**PROMPT**
From the listing below, pull out all lines with "мене" in them.

**RECORD SET**
# # #
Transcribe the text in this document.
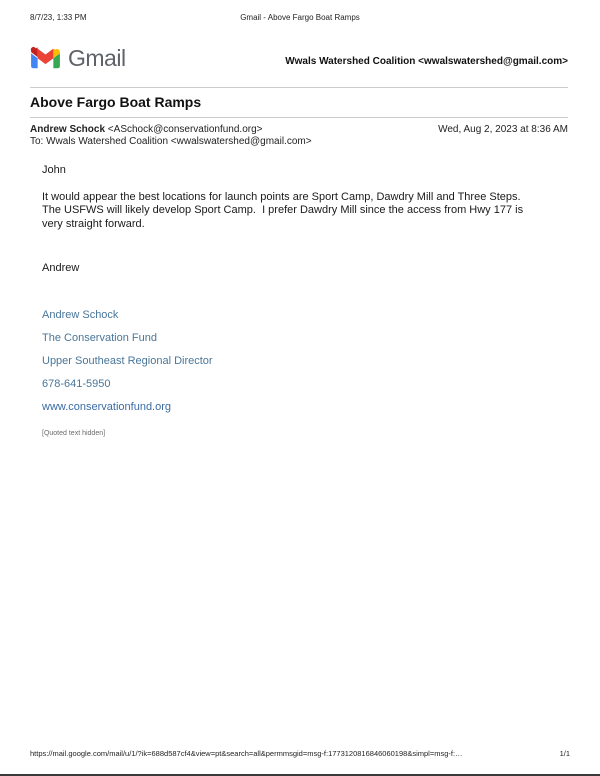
8/7/23, 1:33 PM	Gmail - Above Fargo Boat Ramps
Gmail	Wwals Watershed Coalition <wwalswatershed@gmail.com>
Above Fargo Boat Ramps
Andrew Schock <ASchock@conservationfund.org>
To: Wwals Watershed Coalition <wwalswatershed@gmail.com>
Wed, Aug 2, 2023 at 8:36 AM
John
It would appear the best locations for launch points are Sport Camp, Dawdry Mill and Three Steps.  The USFWS will likely develop Sport Camp.  I prefer Dawdry Mill since the access from Hwy 177 is very straight forward.
Andrew
Andrew Schock
The Conservation Fund
Upper Southeast Regional Director
678-641-5950
www.conservationfund.org
[Quoted text hidden]
https://mail.google.com/mail/u/1/?ik=688d587cf4&view=pt&search=all&permmsgid=msg-f:1773120816846060198&simpl=msg-f:…	1/1
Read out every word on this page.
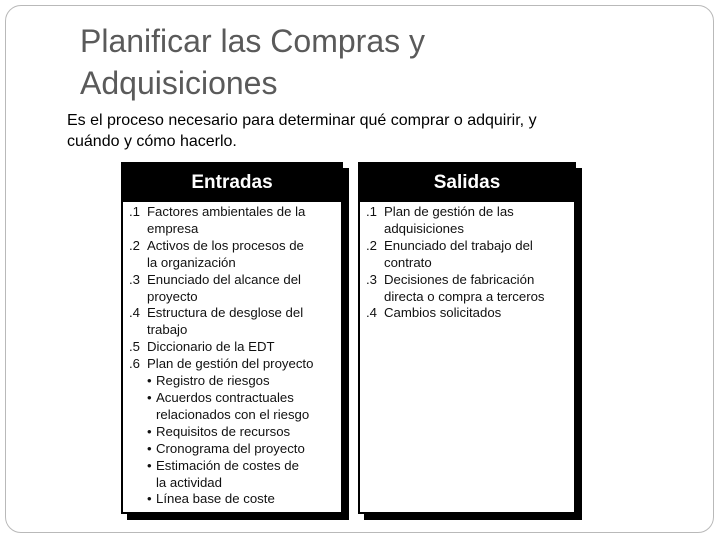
Planificar las Compras y
Adquisiciones
Es el proceso necesario para determinar qué comprar o adquirir, y
cuándo y cómo hacerlo.
Entradas
.1 Factores ambientales de la
empresa
.2 Activos de los procesos de
la organización
.3 Enunciado del alcance del
proyecto
.4 Estructura de desglose del
trabajo
.5 Diccionario de la EDT
.6 Plan de gestión del proyecto
• Registro de riesgos
• Acuerdos contractuales
relacionados con el riesgo
• Requisitos de recursos
• Cronograma del proyecto
• Estimación de costes de
la actividad
• Línea base de coste
Salidas
.1 Plan de gestión de las
adquisiciones
.2 Enunciado del trabajo del
contrato
.3 Decisiones de fabricación
directa o compra a terceros
.4 Cambios solicitados
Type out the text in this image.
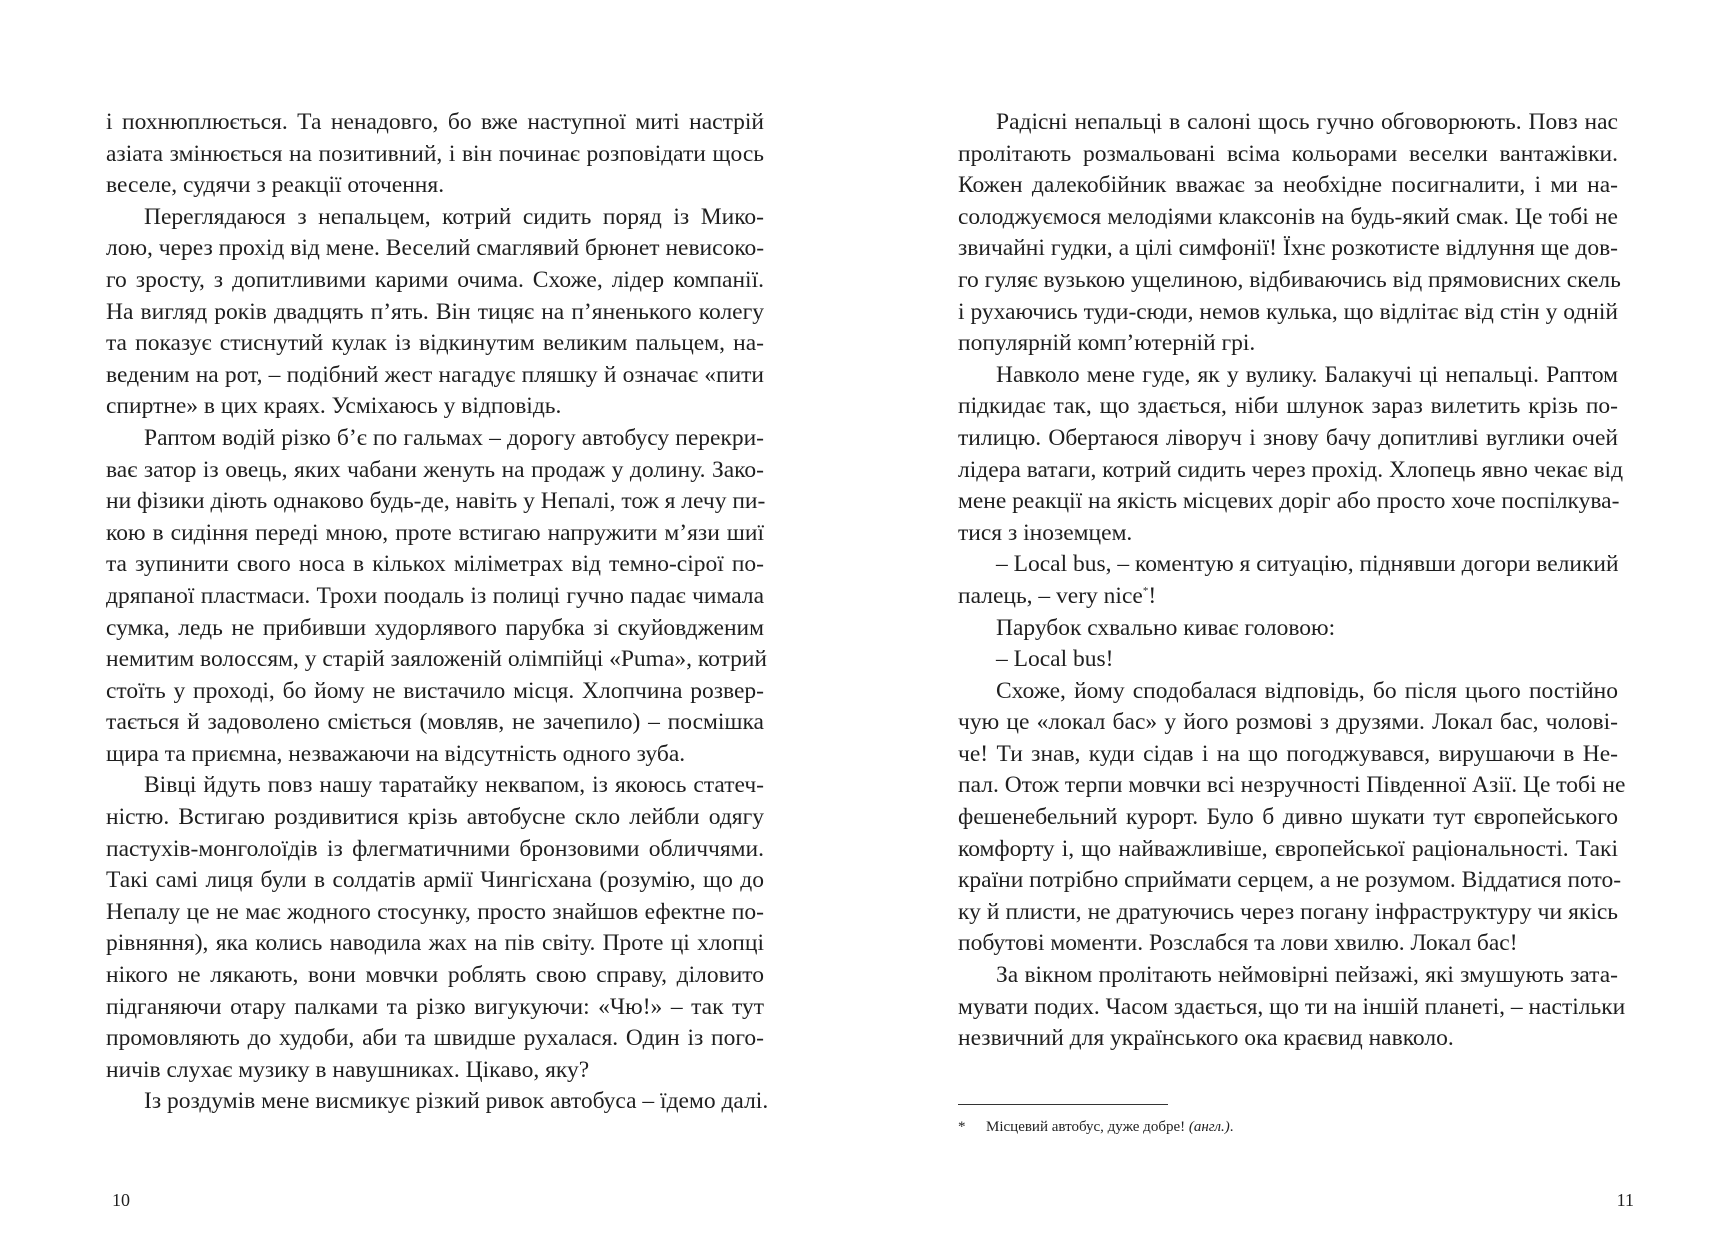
і похнюплюється. Та ненадовго, бо вже наступної миті настрій
азіата змінюється на позитивний, і він починає розповідати щось
веселе, судячи з реакції оточення.
Переглядаюся з непальцем, котрий сидить поряд із Мико-
лою, через прохід від мене. Веселий смаглявий брюнет невисоко-
го зросту, з допитливими карими очима. Схоже, лідер компанії.
На вигляд років двадцять п’ять. Він тицяє на п’яненького колегу
та показує стиснутий кулак із відкинутим великим пальцем, на-
веденим на рот, – подібний жест нагадує пляшку й означає «пити
спиртне» в цих краях. Усміхаюсь у відповідь.
Раптом водій різко б’є по гальмах – дорогу автобусу перекри-
ває затор із овець, яких чабани женуть на продаж у долину. Зако-
ни фізики діють однаково будь-де, навіть у Непалі, тож я лечу пи-
кою в сидіння переді мною, проте встигаю напружити м’язи шиї
та зупинити свого носа в кількох міліметрах від темно-сірої по-
дряпаної пластмаси. Трохи поодаль із полиці гучно падає чимала
сумка, ледь не прибивши худорлявого парубка зі скуйовдженим
немитим волоссям, у старій заяложеній олімпійці «Puma», котрий
стоїть у проході, бо йому не вистачило місця. Хлопчина розвер-
тається й задоволено сміється (мовляв, не зачепило) – посмішка
щира та приємна, незважаючи на відсутність одного зуба.
Вівці йдуть повз нашу таратайку неквапом, із якоюсь статеч-
ністю. Встигаю роздивитися крізь автобусне скло лейбли одягу
пастухів-монголоїдів із флегматичними бронзовими обличчями.
Такі самі лиця були в солдатів армії Чингісхана (розумію, що до
Непалу це не має жодного стосунку, просто знайшов ефектне по-
рівняння), яка колись наводила жах на пів світу. Проте ці хлопці
нікого не лякають, вони мовчки роблять свою справу, діловито
підганяючи отару палками та різко вигукуючи: «Чю!» – так тут
промовляють до худоби, аби та швидше рухалася. Один із пого-
ничів слухає музику в навушниках. Цікаво, яку?
Із роздумів мене висмикує різкий ривок автобуса – їдемо далі.
10
Радісні непальці в салоні щось гучно обговорюють. Повз нас
пролітають розмальовані всіма кольорами веселки вантажівки.
Кожен далекобійник вважає за необхідне посигналити, і ми на-
солоджуємося мелодіями клаксонів на будь-який смак. Це тобі не
звичайні гудки, а цілі симфонії! Їхнє розкотисте відлуння ще дов-
го гуляє вузькою ущелиною, відбиваючись від прямовисних скель
і рухаючись туди-сюди, немов кулька, що відлітає від стін у одній
популярній комп’ютерній грі.
Навколо мене гуде, як у вулику. Балакучі ці непальці. Раптом
підкидає так, що здається, ніби шлунок зараз вилетить крізь по-
тилицю. Обертаюся ліворуч і знову бачу допитливі вуглики очей
лідера ватаги, котрий сидить через прохід. Хлопець явно чекає від
мене реакції на якість місцевих доріг або просто хоче поспілкува-
тися з іноземцем.
– Local bus, – коментую я ситуацію, піднявши догори великий
палець, – very nice*!
Парубок схвально киває головою:
– Local bus!
Схоже, йому сподобалася відповідь, бо після цього постійно
чую це «локал бас» у його розмові з друзями. Локал бас, чолові-
че! Ти знав, куди сідав і на що погоджувався, вирушаючи в Не-
пал. Отож терпи мовчки всі незручності Південної Азії. Це тобі не
фешенебельний курорт. Було б дивно шукати тут європейського
комфорту і, що найважливіше, європейської раціональності. Такі
країни потрібно сприймати серцем, а не розумом. Віддатися пото-
ку й плисти, не дратуючись через погану інфраструктуру чи якісь
побутові моменти. Розслабся та лови хвилю. Локал бас!
За вікном пролітають неймовірні пейзажі, які змушують зата-
мувати подих. Часом здається, що ти на іншій планеті, – настільки
незвичний для українського ока краєвид навколо.
* Місцевий автобус, дуже добре! (англ.).
11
# # #
**OUTPUT OF THE EXERCISE**
лою, через прохід від мене. Веселий смаглявий брюнет невисоко-
Із роздумів мене висмикує різкий ривок автобуса – їдемо далі.
Навколо мене гуде, як у вулику. Балакучі ці непальці. Раптом
мене реакції на якість місцевих доріг або просто хоче поспілкува-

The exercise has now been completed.